Challenge: In the listing that follows, how many lines contain the string "个数都小于"? Provide only the number.

Data for processing:
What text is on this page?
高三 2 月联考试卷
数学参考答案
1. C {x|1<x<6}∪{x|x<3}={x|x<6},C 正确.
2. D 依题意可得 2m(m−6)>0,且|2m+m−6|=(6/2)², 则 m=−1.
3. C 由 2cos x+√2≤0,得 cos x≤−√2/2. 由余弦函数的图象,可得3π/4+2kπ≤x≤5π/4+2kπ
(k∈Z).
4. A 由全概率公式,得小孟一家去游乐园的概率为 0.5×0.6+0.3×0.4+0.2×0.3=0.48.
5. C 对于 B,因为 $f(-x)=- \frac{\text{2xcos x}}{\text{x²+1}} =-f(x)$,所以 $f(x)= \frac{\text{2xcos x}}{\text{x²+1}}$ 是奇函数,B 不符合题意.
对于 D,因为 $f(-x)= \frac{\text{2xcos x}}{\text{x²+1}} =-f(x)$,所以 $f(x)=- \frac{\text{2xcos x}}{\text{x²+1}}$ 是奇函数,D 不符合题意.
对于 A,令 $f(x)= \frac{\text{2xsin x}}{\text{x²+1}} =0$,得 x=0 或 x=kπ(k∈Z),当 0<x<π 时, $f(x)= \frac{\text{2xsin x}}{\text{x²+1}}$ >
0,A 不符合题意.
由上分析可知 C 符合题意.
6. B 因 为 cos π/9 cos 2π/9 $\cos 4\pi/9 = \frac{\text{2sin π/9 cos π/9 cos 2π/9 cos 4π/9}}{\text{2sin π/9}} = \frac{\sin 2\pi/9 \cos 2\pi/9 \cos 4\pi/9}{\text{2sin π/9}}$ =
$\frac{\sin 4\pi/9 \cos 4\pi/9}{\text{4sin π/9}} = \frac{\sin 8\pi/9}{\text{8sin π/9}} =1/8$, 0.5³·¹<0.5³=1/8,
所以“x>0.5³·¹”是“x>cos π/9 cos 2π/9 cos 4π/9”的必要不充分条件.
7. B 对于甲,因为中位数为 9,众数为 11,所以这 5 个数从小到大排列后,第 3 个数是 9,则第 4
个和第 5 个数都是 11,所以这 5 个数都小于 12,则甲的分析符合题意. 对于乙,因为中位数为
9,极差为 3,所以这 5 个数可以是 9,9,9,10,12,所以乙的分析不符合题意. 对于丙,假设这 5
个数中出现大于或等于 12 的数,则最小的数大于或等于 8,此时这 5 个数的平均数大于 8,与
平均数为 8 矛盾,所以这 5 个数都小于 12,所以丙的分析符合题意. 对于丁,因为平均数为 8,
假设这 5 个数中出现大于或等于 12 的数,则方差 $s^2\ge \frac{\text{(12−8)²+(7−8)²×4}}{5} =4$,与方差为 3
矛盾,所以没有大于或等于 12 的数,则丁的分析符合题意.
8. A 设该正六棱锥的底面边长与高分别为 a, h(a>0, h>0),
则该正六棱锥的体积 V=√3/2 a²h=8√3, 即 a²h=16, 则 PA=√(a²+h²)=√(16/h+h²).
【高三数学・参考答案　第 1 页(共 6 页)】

Reply: 2